• AIM OF THE TASK: The entries below should be quoted exactly, with no pictures carried over.

===== RECORDS FOR THE EXERCISE =====

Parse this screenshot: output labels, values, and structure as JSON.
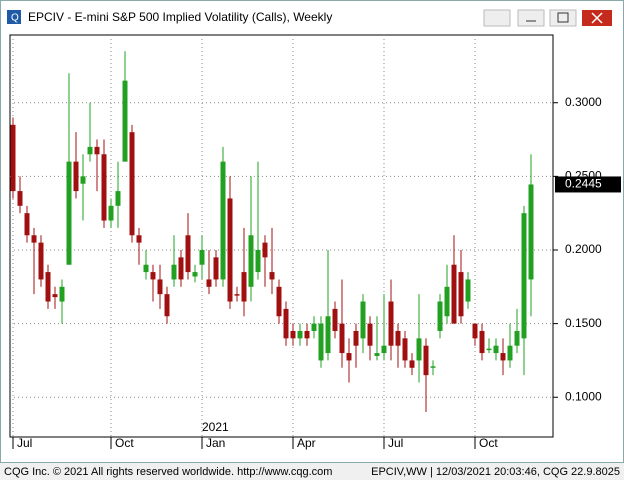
{
  "window_title": "EPCIV - E-mini S&P 500 Implied Volatility (Calls), Weekly",
  "footer": {
    "left": "CQG Inc. © 2021 All rights reserved worldwide. http://www.cqg.com",
    "right": "EPCIV,WW | 12/03/2021 20:03:46, CQG 22.9.8025"
  },
  "chart_data": {
    "type": "candlestick",
    "categories": [
      "Jul",
      null,
      null,
      null,
      null,
      null,
      null,
      null,
      null,
      null,
      null,
      null,
      null,
      null,
      "Oct",
      null,
      null,
      null,
      null,
      null,
      null,
      null,
      null,
      null,
      null,
      null,
      null,
      "Jan",
      null,
      null,
      null,
      null,
      null,
      null,
      null,
      null,
      null,
      null,
      null,
      null,
      "Apr",
      null,
      null,
      null,
      null,
      null,
      null,
      null,
      null,
      null,
      null,
      null,
      null,
      "Jul",
      null,
      null,
      null,
      null,
      null,
      null,
      null,
      null,
      null,
      null,
      null,
      null,
      "Oct",
      null,
      null,
      null,
      null,
      null,
      null,
      null,
      null
    ],
    "year_label": "2021",
    "open": [
      0.285,
      0.24,
      0.225,
      0.21,
      0.205,
      0.185,
      0.17,
      0.165,
      0.19,
      0.26,
      0.245,
      0.265,
      0.27,
      0.265,
      0.22,
      0.23,
      0.26,
      0.28,
      0.21,
      0.185,
      0.185,
      0.18,
      0.17,
      0.18,
      0.195,
      0.21,
      0.182,
      0.19,
      0.18,
      0.195,
      0.18,
      0.235,
      0.17,
      0.185,
      0.175,
      0.185,
      0.205,
      0.185,
      0.175,
      0.16,
      0.145,
      0.14,
      0.145,
      0.145,
      0.125,
      0.13,
      0.16,
      0.15,
      0.13,
      0.145,
      0.14,
      0.15,
      0.128,
      0.13,
      0.165,
      0.145,
      0.14,
      0.125,
      0.125,
      0.135,
      0.12,
      0.145,
      0.155,
      0.19,
      0.185,
      0.165,
      0.15,
      0.145,
      0.132,
      0.13,
      0.13,
      0.125,
      0.135,
      0.14,
      0.18
    ],
    "high": [
      0.29,
      0.25,
      0.23,
      0.215,
      0.21,
      0.19,
      0.175,
      0.18,
      0.32,
      0.28,
      0.265,
      0.3,
      0.275,
      0.275,
      0.235,
      0.26,
      0.335,
      0.285,
      0.215,
      0.2,
      0.19,
      0.19,
      0.175,
      0.21,
      0.2,
      0.225,
      0.19,
      0.21,
      0.2,
      0.2,
      0.27,
      0.25,
      0.175,
      0.215,
      0.25,
      0.26,
      0.21,
      0.215,
      0.18,
      0.165,
      0.15,
      0.15,
      0.15,
      0.155,
      0.155,
      0.2,
      0.165,
      0.18,
      0.14,
      0.15,
      0.17,
      0.155,
      0.155,
      0.17,
      0.18,
      0.15,
      0.145,
      0.13,
      0.17,
      0.14,
      0.125,
      0.17,
      0.19,
      0.21,
      0.2,
      0.185,
      0.15,
      0.15,
      0.14,
      0.14,
      0.14,
      0.15,
      0.16,
      0.23,
      0.265
    ],
    "low": [
      0.235,
      0.225,
      0.205,
      0.17,
      0.175,
      0.16,
      0.16,
      0.15,
      0.19,
      0.235,
      0.22,
      0.26,
      0.24,
      0.215,
      0.215,
      0.215,
      0.26,
      0.205,
      0.19,
      0.18,
      0.165,
      0.16,
      0.15,
      0.175,
      0.175,
      0.18,
      0.178,
      0.18,
      0.17,
      0.175,
      0.175,
      0.16,
      0.165,
      0.155,
      0.165,
      0.18,
      0.175,
      0.17,
      0.15,
      0.135,
      0.135,
      0.135,
      0.135,
      0.14,
      0.12,
      0.125,
      0.14,
      0.12,
      0.11,
      0.12,
      0.13,
      0.125,
      0.125,
      0.125,
      0.125,
      0.12,
      0.12,
      0.115,
      0.11,
      0.09,
      0.115,
      0.14,
      0.15,
      0.15,
      0.15,
      0.16,
      0.135,
      0.125,
      0.13,
      0.125,
      0.115,
      0.12,
      0.13,
      0.115,
      0.155
    ],
    "close": [
      0.24,
      0.23,
      0.21,
      0.205,
      0.18,
      0.165,
      0.168,
      0.175,
      0.26,
      0.24,
      0.25,
      0.27,
      0.265,
      0.22,
      0.23,
      0.24,
      0.315,
      0.21,
      0.205,
      0.19,
      0.18,
      0.17,
      0.155,
      0.19,
      0.18,
      0.185,
      0.185,
      0.2,
      0.175,
      0.18,
      0.26,
      0.165,
      0.169,
      0.165,
      0.21,
      0.2,
      0.195,
      0.18,
      0.155,
      0.14,
      0.14,
      0.145,
      0.14,
      0.15,
      0.15,
      0.155,
      0.145,
      0.13,
      0.125,
      0.135,
      0.165,
      0.135,
      0.13,
      0.135,
      0.135,
      0.135,
      0.125,
      0.12,
      0.14,
      0.115,
      0.121,
      0.165,
      0.175,
      0.15,
      0.155,
      0.18,
      0.14,
      0.13,
      0.133,
      0.135,
      0.125,
      0.135,
      0.145,
      0.225,
      0.2445
    ],
    "up_color": "#22a022",
    "down_color": "#a01010",
    "ylim": [
      0.073,
      0.346
    ],
    "yticks": [
      {
        "value": 0.1,
        "label": "0.1000"
      },
      {
        "value": 0.15,
        "label": "0.1500"
      },
      {
        "value": 0.2,
        "label": "0.2000"
      },
      {
        "value": 0.25,
        "label": "0.2500"
      },
      {
        "value": 0.3,
        "label": "0.3000"
      }
    ],
    "grid": true
  }
}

=====

• TASK SOLUTION:
Parse this screenshot: output labels, values, and structure as JSON.
{
  "window_title": "EPCIV - E-mini S&P 500 Implied Volatility (Calls), Weekly",
  "footer": {
    "left": "CQG Inc. © 2021 All rights reserved worldwide. http://www.cqg.com",
    "right": "EPCIV,WW | 12/03/2021 20:03:46, CQG 22.9.8025"
  },
  "chart_data": {
    "type": "candlestick",
    "categories": [
      "Jul",
      null,
      null,
      null,
      null,
      null,
      null,
      null,
      null,
      null,
      null,
      null,
      null,
      null,
      "Oct",
      null,
      null,
      null,
      null,
      null,
      null,
      null,
      null,
      null,
      null,
      null,
      null,
      "Jan",
      null,
      null,
      null,
      null,
      null,
      null,
      null,
      null,
      null,
      null,
      null,
      null,
      "Apr",
      null,
      null,
      null,
      null,
      null,
      null,
      null,
      null,
      null,
      null,
      null,
      null,
      "Jul",
      null,
      null,
      null,
      null,
      null,
      null,
      null,
      null,
      null,
      null,
      null,
      null,
      "Oct",
      null,
      null,
      null,
      null,
      null,
      null,
      null,
      null
    ],
    "year_label": "2021",
    "open": [
      0.285,
      0.24,
      0.225,
      0.21,
      0.205,
      0.185,
      0.17,
      0.165,
      0.19,
      0.26,
      0.245,
      0.265,
      0.27,
      0.265,
      0.22,
      0.23,
      0.26,
      0.28,
      0.21,
      0.185,
      0.185,
      0.18,
      0.17,
      0.18,
      0.195,
      0.21,
      0.182,
      0.19,
      0.18,
      0.195,
      0.18,
      0.235,
      0.17,
      0.185,
      0.175,
      0.185,
      0.205,
      0.185,
      0.175,
      0.16,
      0.145,
      0.14,
      0.145,
      0.145,
      0.125,
      0.13,
      0.16,
      0.15,
      0.13,
      0.145,
      0.14,
      0.15,
      0.128,
      0.13,
      0.165,
      0.145,
      0.14,
      0.125,
      0.125,
      0.135,
      0.12,
      0.145,
      0.155,
      0.19,
      0.185,
      0.165,
      0.15,
      0.145,
      0.132,
      0.13,
      0.13,
      0.125,
      0.135,
      0.14,
      0.18
    ],
    "high": [
      0.29,
      0.25,
      0.23,
      0.215,
      0.21,
      0.19,
      0.175,
      0.18,
      0.32,
      0.28,
      0.265,
      0.3,
      0.275,
      0.275,
      0.235,
      0.26,
      0.335,
      0.285,
      0.215,
      0.2,
      0.19,
      0.19,
      0.175,
      0.21,
      0.2,
      0.225,
      0.19,
      0.21,
      0.2,
      0.2,
      0.27,
      0.25,
      0.175,
      0.215,
      0.25,
      0.26,
      0.21,
      0.215,
      0.18,
      0.165,
      0.15,
      0.15,
      0.15,
      0.155,
      0.155,
      0.2,
      0.165,
      0.18,
      0.14,
      0.15,
      0.17,
      0.155,
      0.155,
      0.17,
      0.18,
      0.15,
      0.145,
      0.13,
      0.17,
      0.14,
      0.125,
      0.17,
      0.19,
      0.21,
      0.2,
      0.185,
      0.15,
      0.15,
      0.14,
      0.14,
      0.14,
      0.15,
      0.16,
      0.23,
      0.265
    ],
    "low": [
      0.235,
      0.225,
      0.205,
      0.17,
      0.175,
      0.16,
      0.16,
      0.15,
      0.19,
      0.235,
      0.22,
      0.26,
      0.24,
      0.215,
      0.215,
      0.215,
      0.26,
      0.205,
      0.19,
      0.18,
      0.165,
      0.16,
      0.15,
      0.175,
      0.175,
      0.18,
      0.178,
      0.18,
      0.17,
      0.175,
      0.175,
      0.16,
      0.165,
      0.155,
      0.165,
      0.18,
      0.175,
      0.17,
      0.15,
      0.135,
      0.135,
      0.135,
      0.135,
      0.14,
      0.12,
      0.125,
      0.14,
      0.12,
      0.11,
      0.12,
      0.13,
      0.125,
      0.125,
      0.125,
      0.125,
      0.12,
      0.12,
      0.115,
      0.11,
      0.09,
      0.115,
      0.14,
      0.15,
      0.15,
      0.15,
      0.16,
      0.135,
      0.125,
      0.13,
      0.125,
      0.115,
      0.12,
      0.13,
      0.115,
      0.155
    ],
    "close": [
      0.24,
      0.23,
      0.21,
      0.205,
      0.18,
      0.165,
      0.168,
      0.175,
      0.26,
      0.24,
      0.25,
      0.27,
      0.265,
      0.22,
      0.23,
      0.24,
      0.315,
      0.21,
      0.205,
      0.19,
      0.18,
      0.17,
      0.155,
      0.19,
      0.18,
      0.185,
      0.185,
      0.2,
      0.175,
      0.18,
      0.26,
      0.165,
      0.169,
      0.165,
      0.21,
      0.2,
      0.195,
      0.18,
      0.155,
      0.14,
      0.14,
      0.145,
      0.14,
      0.15,
      0.15,
      0.155,
      0.145,
      0.13,
      0.125,
      0.135,
      0.165,
      0.135,
      0.13,
      0.135,
      0.135,
      0.135,
      0.125,
      0.12,
      0.14,
      0.115,
      0.121,
      0.165,
      0.175,
      0.15,
      0.155,
      0.18,
      0.14,
      0.13,
      0.133,
      0.135,
      0.125,
      0.135,
      0.145,
      0.225,
      0.2445
    ],
    "up_color": "#22a022",
    "down_color": "#a01010",
    "ylim": [
      0.073,
      0.346
    ],
    "yticks": [
      {
        "value": 0.1,
        "label": "0.1000"
      },
      {
        "value": 0.15,
        "label": "0.1500"
      },
      {
        "value": 0.2,
        "label": "0.2000"
      },
      {
        "value": 0.25,
        "label": "0.2500"
      },
      {
        "value": 0.3,
        "label": "0.3000"
      }
    ],
    "grid": true
  }
}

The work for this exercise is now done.